Dataset records:
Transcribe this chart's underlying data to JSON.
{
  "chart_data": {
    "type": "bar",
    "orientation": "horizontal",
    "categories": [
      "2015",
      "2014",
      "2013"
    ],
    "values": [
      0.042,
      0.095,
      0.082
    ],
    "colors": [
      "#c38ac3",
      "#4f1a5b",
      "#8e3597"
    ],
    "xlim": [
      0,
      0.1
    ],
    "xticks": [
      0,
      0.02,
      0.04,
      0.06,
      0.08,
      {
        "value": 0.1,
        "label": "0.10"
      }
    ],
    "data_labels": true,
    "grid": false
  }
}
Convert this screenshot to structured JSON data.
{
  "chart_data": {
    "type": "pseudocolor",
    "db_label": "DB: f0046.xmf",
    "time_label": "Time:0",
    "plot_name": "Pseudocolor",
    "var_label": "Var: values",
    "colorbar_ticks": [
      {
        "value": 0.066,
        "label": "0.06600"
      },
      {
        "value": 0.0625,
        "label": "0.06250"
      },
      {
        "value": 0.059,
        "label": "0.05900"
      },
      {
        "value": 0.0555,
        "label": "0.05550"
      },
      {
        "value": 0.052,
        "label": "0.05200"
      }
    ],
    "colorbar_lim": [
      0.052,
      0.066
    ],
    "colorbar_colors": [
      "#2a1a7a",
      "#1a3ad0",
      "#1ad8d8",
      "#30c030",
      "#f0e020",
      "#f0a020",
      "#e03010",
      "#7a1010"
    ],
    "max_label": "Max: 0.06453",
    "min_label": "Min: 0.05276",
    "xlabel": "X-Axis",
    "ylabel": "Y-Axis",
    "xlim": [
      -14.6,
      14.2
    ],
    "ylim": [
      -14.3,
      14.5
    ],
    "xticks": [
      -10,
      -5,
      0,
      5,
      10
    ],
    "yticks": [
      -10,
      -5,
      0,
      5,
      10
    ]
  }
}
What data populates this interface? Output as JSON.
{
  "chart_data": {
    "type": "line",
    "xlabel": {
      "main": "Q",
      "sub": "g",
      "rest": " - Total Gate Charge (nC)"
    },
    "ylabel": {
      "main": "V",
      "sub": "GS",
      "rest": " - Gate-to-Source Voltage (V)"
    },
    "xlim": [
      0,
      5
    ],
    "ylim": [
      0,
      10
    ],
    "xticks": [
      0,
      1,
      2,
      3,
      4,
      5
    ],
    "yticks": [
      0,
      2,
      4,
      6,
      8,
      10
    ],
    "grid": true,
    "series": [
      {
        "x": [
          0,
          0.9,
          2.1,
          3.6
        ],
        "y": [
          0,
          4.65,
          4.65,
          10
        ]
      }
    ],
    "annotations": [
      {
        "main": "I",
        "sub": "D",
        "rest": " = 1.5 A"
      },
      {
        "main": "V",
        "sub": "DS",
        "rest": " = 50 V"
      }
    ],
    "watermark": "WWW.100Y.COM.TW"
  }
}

Task details: Using the data above, output each line exactly.

Result for this exercise:
Transcribe this chart's underlying data to JSON.
{
  "chart_data": {
    "type": "bar",
    "orientation": "horizontal",
    "categories": [
      "2015",
      "2014",
      "2013"
    ],
    "values": [
      0.042,
      0.095,
      0.082
    ],
    "colors": [
      "#c38ac3",
      "#4f1a5b",
      "#8e3597"
    ],
    "xlim": [
      0,
      0.1
    ],
    "xticks": [
      0,
      0.02,
      0.04,
      0.06,
      0.08,
      {
        "value": 0.1,
        "label": "0.10"
      }
    ],
    "data_labels": true,
    "grid": false
  }
}
Convert this screenshot to structured JSON data.
{
  "chart_data": {
    "type": "pseudocolor",
    "db_label": "DB: f0046.xmf",
    "time_label": "Time:0",
    "plot_name": "Pseudocolor",
    "var_label": "Var: values",
    "colorbar_ticks": [
      {
        "value": 0.066,
        "label": "0.06600"
      },
      {
        "value": 0.0625,
        "label": "0.06250"
      },
      {
        "value": 0.059,
        "label": "0.05900"
      },
      {
        "value": 0.0555,
        "label": "0.05550"
      },
      {
        "value": 0.052,
        "label": "0.05200"
      }
    ],
    "colorbar_lim": [
      0.052,
      0.066
    ],
    "colorbar_colors": [
      "#2a1a7a",
      "#1a3ad0",
      "#1ad8d8",
      "#30c030",
      "#f0e020",
      "#f0a020",
      "#e03010",
      "#7a1010"
    ],
    "max_label": "Max: 0.06453",
    "min_label": "Min: 0.05276",
    "xlabel": "X-Axis",
    "ylabel": "Y-Axis",
    "xlim": [
      -14.6,
      14.2
    ],
    "ylim": [
      -14.3,
      14.5
    ],
    "xticks": [
      -10,
      -5,
      0,
      5,
      10
    ],
    "yticks": [
      -10,
      -5,
      0,
      5,
      10
    ]
  }
}
What data populates this interface? Output as JSON.
{
  "chart_data": {
    "type": "line",
    "xlabel": {
      "main": "Q",
      "sub": "g",
      "rest": " - Total Gate Charge (nC)"
    },
    "ylabel": {
      "main": "V",
      "sub": "GS",
      "rest": " - Gate-to-Source Voltage (V)"
    },
    "xlim": [
      0,
      5
    ],
    "ylim": [
      0,
      10
    ],
    "xticks": [
      0,
      1,
      2,
      3,
      4,
      5
    ],
    "yticks": [
      0,
      2,
      4,
      6,
      8,
      10
    ],
    "grid": true,
    "series": [
      {
        "x": [
          0,
          0.9,
          2.1,
          3.6
        ],
        "y": [
          0,
          4.65,
          4.65,
          10
        ]
      }
    ],
    "annotations": [
      {
        "main": "I",
        "sub": "D",
        "rest": " = 1.5 A"
      },
      {
        "main": "V",
        "sub": "DS",
        "rest": " = 50 V"
      }
    ],
    "watermark": "WWW.100Y.COM.TW"
  }
}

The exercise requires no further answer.